• [Provided records]:
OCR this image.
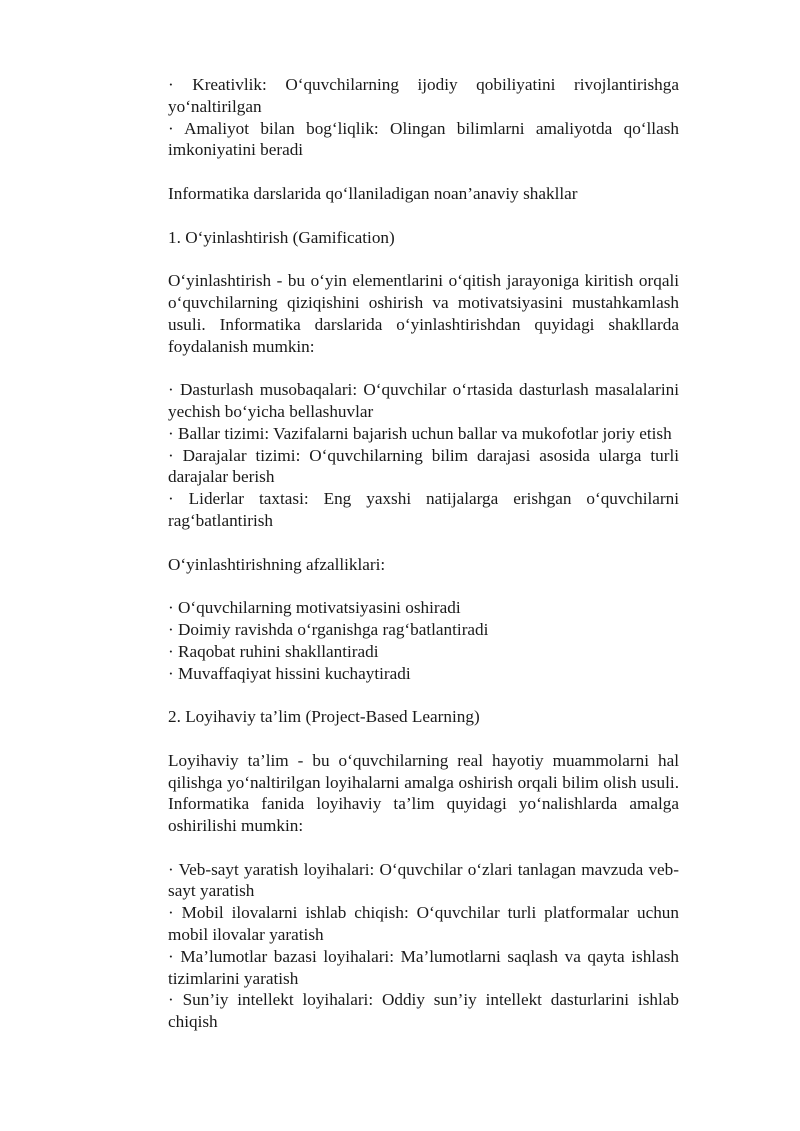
· Kreativlik: O‘quvchilarning ijodiy qobiliyatini rivojlantirishga yo‘naltirilgan

· Amaliyot bilan bog‘liqlik: Olingan bilimlarni amaliyotda qo‘llash imkoniyatini beradi

Informatika darslarida qo‘llaniladigan noan’anaviy shakllar

1. O‘yinlashtirish (Gamification)

O‘yinlashtirish - bu o‘yin elementlarini o‘qitish jarayoniga kiritish orqali o‘quvchilarning qiziqishini oshirish va motivatsiyasini mustahkamlash usuli. Informatika darslarida o‘yinlashtirishdan quyidagi shakllarda foydalanish mumkin:

· Dasturlash musobaqalari: O‘quvchilar o‘rtasida dasturlash masalalarini yechish bo‘yicha bellashuvlar

· Ballar tizimi: Vazifalarni bajarish uchun ballar va mukofotlar joriy etish

· Darajalar tizimi: O‘quvchilarning bilim darajasi asosida ularga turli darajalar berish

· Liderlar taxtasi: Eng yaxshi natijalarga erishgan o‘quvchilarni rag‘batlantirish

O‘yinlashtirishning afzalliklari:

· O‘quvchilarning motivatsiyasini oshiradi

· Doimiy ravishda o‘rganishga rag‘batlantiradi

· Raqobat ruhini shakllantiradi

· Muvaffaqiyat hissini kuchaytiradi

2. Loyihaviy ta’lim (Project-Based Learning)

Loyihaviy ta’lim - bu o‘quvchilarning real hayotiy muammolarni hal qilishga yo‘naltirilgan loyihalarni amalga oshirish orqali bilim olish usuli. Informatika fanida loyihaviy ta’lim quyidagi yo‘nalishlarda amalga oshirilishi mumkin:

· Veb-sayt yaratish loyihalari: O‘quvchilar o‘zlari tanlagan mavzuda veb-sayt yaratish

· Mobil ilovalarni ishlab chiqish: O‘quvchilar turli platformalar uchun mobil ilovalar yaratish

· Ma’lumotlar bazasi loyihalari: Ma’lumotlarni saqlash va qayta ishlash tizimlarini yaratish

· Sun’iy intellekt loyihalari: Oddiy sun’iy intellekt dasturlarini ishlab chiqish
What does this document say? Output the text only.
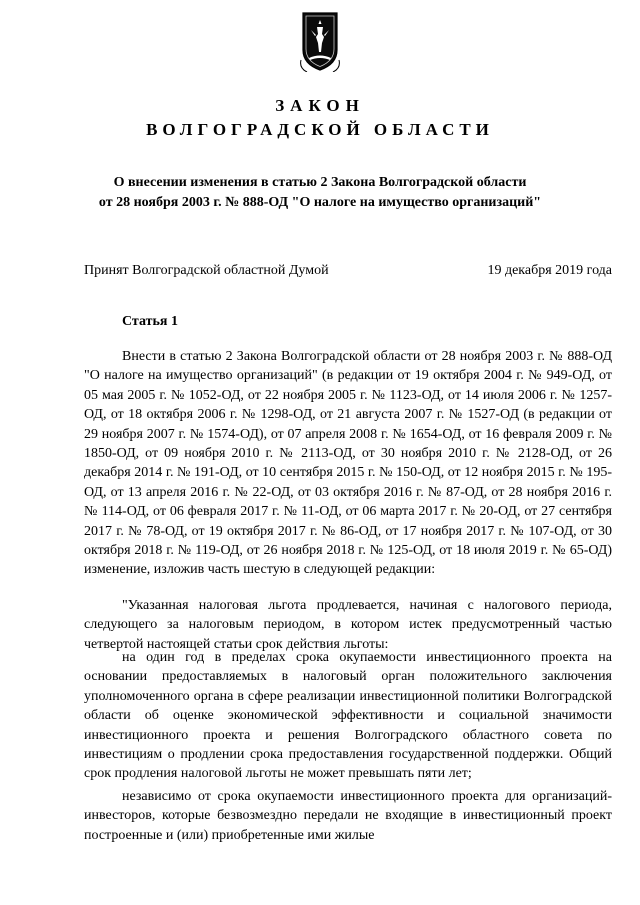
ЗАКОН
ВОЛГОГРАДСКОЙ ОБЛАСТИ
О внесении изменения в статью 2 Закона Волгоградской области
от 28 ноября 2003 г. № 888-ОД "О налоге на имущество организаций"
Принят Волгоградской областной Думой	19 декабря 2019 года
Статья 1

Внести в статью 2 Закона Волгоградской области от 28 ноября 2003 г. № 888-ОД "О налоге на имущество организаций" (в редакции от 19 октября 2004 г. № 949-ОД, от 05 мая 2005 г. № 1052-ОД, от 22 ноября 2005 г. № 1123-ОД, от 14 июля 2006 г. № 1257-ОД, от 18 октября 2006 г. № 1298-ОД, от 21 августа 2007 г. № 1527-ОД (в редакции от 29 ноября 2007 г. № 1574-ОД), от 07 апреля 2008 г. № 1654-ОД, от 16 февраля 2009 г. № 1850-ОД, от 09 ноября 2010 г. № 2113-ОД, от 30 ноября 2010 г. № 2128-ОД, от 26 декабря 2014 г. № 191-ОД, от 10 сентября 2015 г. № 150-ОД, от 12 ноября 2015 г. № 195-ОД, от 13 апреля 2016 г. № 22-ОД, от 03 октября 2016 г. № 87-ОД, от 28 ноября 2016 г. № 114-ОД, от 06 февраля 2017 г. № 11-ОД, от 06 марта 2017 г. № 20-ОД, от 27 сентября 2017 г. № 78-ОД, от 19 октября 2017 г. № 86-ОД, от 17 ноября 2017 г. № 107-ОД, от 30 октября 2018 г. № 119-ОД, от 26 ноября 2018 г. № 125-ОД, от 18 июля 2019 г. № 65-ОД) изменение, изложив часть шестую в следующей редакции:

"Указанная налоговая льгота продлевается, начиная с налогового периода, следующего за налоговым периодом, в котором истек предусмотренный частью четвертой настоящей статьи срок действия льготы:

на один год в пределах срока окупаемости инвестиционного проекта на основании предоставляемых в налоговый орган положительного заключения уполномоченного органа в сфере реализации инвестиционной политики Волгоградской области об оценке экономической эффективности и социальной значимости инвестиционного проекта и решения Волгоградского областного совета по инвестициям о продлении срока предоставления государственной поддержки. Общий срок продления налоговой льготы не может превышать пяти лет;

независимо от срока окупаемости инвестиционного проекта для организаций-инвесторов, которые безвозмездно передали не входящие в инвестиционный проект построенные и (или) приобретенные ими жилые
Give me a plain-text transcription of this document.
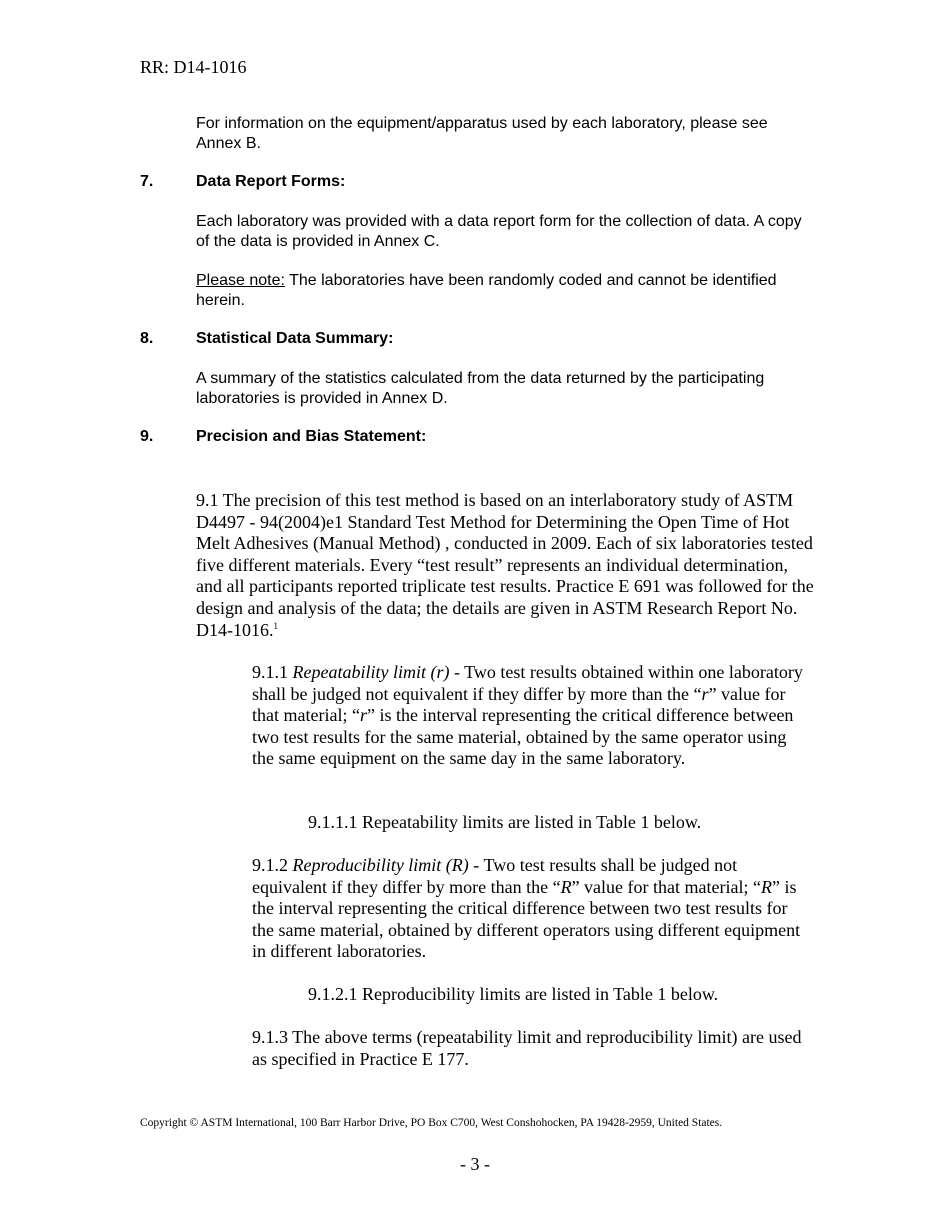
RR: D14-1016
For information on the equipment/apparatus used by each laboratory, please see Annex B.
7.	Data Report Forms:
Each laboratory was provided with a data report form for the collection of data. A copy of the data is provided in Annex C.
Please note: The laboratories have been randomly coded and cannot be identified herein.
8.	Statistical Data Summary:
A summary of the statistics calculated from the data returned by the participating laboratories is provided in Annex D.
9.	Precision and Bias Statement:
9.1 The precision of this test method is based on an interlaboratory study of ASTM D4497 - 94(2004)e1 Standard Test Method for Determining the Open Time of Hot Melt Adhesives (Manual Method) , conducted in 2009. Each of six laboratories tested five different materials. Every “test result” represents an individual determination, and all participants reported triplicate test results. Practice E 691 was followed for the design and analysis of the data; the details are given in ASTM Research Report No. D14-1016.$^1$
9.1.1 Repeatability limit (r) - Two test results obtained within one laboratory shall be judged not equivalent if they differ by more than the “r” value for that material; “r” is the interval representing the critical difference between two test results for the same material, obtained by the same operator using the same equipment on the same day in the same laboratory.
9.1.1.1 Repeatability limits are listed in Table 1 below.
9.1.2 Reproducibility limit (R) - Two test results shall be judged not equivalent if they differ by more than the “R” value for that material; “R” is the interval representing the critical difference between two test results for the same material, obtained by different operators using different equipment in different laboratories.
9.1.2.1 Reproducibility limits are listed in Table 1 below.
9.1.3 The above terms (repeatability limit and reproducibility limit) are used as specified in Practice E 177.
Copyright © ASTM International, 100 Barr Harbor Drive, PO Box C700, West Conshohocken, PA 19428-2959, United States.
- 3 -
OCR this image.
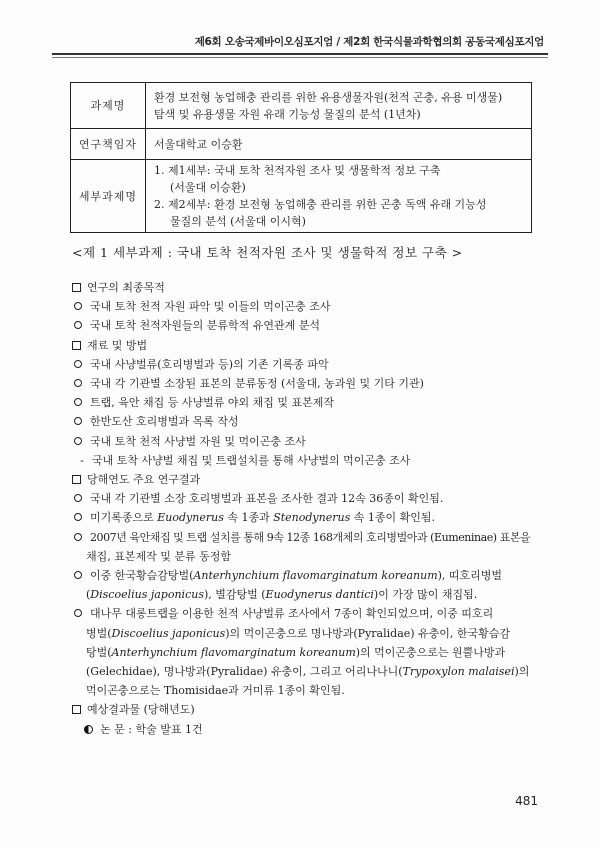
제6회 오송국제바이오심포지엄 / 제2회 한국식물과학협의회 공동국제심포지엄
과제명	환경 보전형 농업해충 관리를 위한 유용생물자원(천적 곤충, 유용 미생물)
탐색 및 유용생물 자원 유래 기능성 물질의 분석 (1년차)

연구책임자	서울대학교 이승환
세부과제명	1. 제1세부: 국내 토착 천적자원 조사 및 생물학적 정보 구축
(서울대 이승환)
2. 제2세부: 환경 보전형 농업해충 관리를 위한 곤충 독액 유래 기능성
물질의 분석 (서울대 이시혁)
<제 1 세부과제 : 국내 토착 천적자원 조사 및 생물학적 정보 구축 >
연구의 최종목적
국내 토착 천적 자원 파악 및 이들의 먹이곤충 조사
국내 토착 천적자원들의 분류학적 유연관계 분석
재료 및 방법
국내 사냥벌류(호리병벌과 등)의 기존 기록종 파악
국내 각 기관별 소장된 표본의 분류동정 (서울대, 농과원 및 기타 기관)
트랩, 육안 채집 등 사냥벌류 야외 채집 및 표본제작
한반도산 호리병벌과 목록 작성
국내 토착 천적 사냥벌 자원 및 먹이곤충 조사
- 국내 토착 사냥벌 채집 및 트랩설치를 통해 사냥벌의 먹이곤충 조사
당해연도 주요 연구결과
국내 각 기관별 소장 호리병벌과 표본을 조사한 결과 12속 36종이 확인됨.
미기록종으로 Euodynerus 속 1종과 Stenodynerus 속 1종이 확인됨.
2007년 육안채집 및 트랩 설치를 통해 9속 12종 168개체의 호리병벌아과 (Eumeninae) 표본을
채집, 표본제작 및 분류 동정함
이중 한국황슴감탕벌(Anterhynchium flavomarginatum koreanum), 띠호리병벌
(Discoelius japonicus), 별감탕벌 (Euodynerus dantici)이 가장 많이 채집됨.
대나무 대롱트랩을 이용한 천적 사냥벌류 조사에서 7종이 확인되었으며, 이중 띠호리
병벌(Discoelius japonicus)의 먹이곤충으로 명나방과(Pyralidae) 유충이, 한국황슴감
탕벌(Anterhynchium flavomarginatum koreanum)의 먹이곤충으로는 원뿔나방과
(Gelechidae), 명나방과(Pyralidae) 유충이, 그리고 어리나나니(Trypoxylon malaisei)의
먹이곤충으로는 Thomisidae과 거미류 1종이 확인됨.
예상결과물 (당해년도)
논 문 : 학술 발표 1건
481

• [Short problem]:
What is the number of lines in the listing above that contain the string "먹이곤충으로는"? Give only the number.

• [Written answer]:
2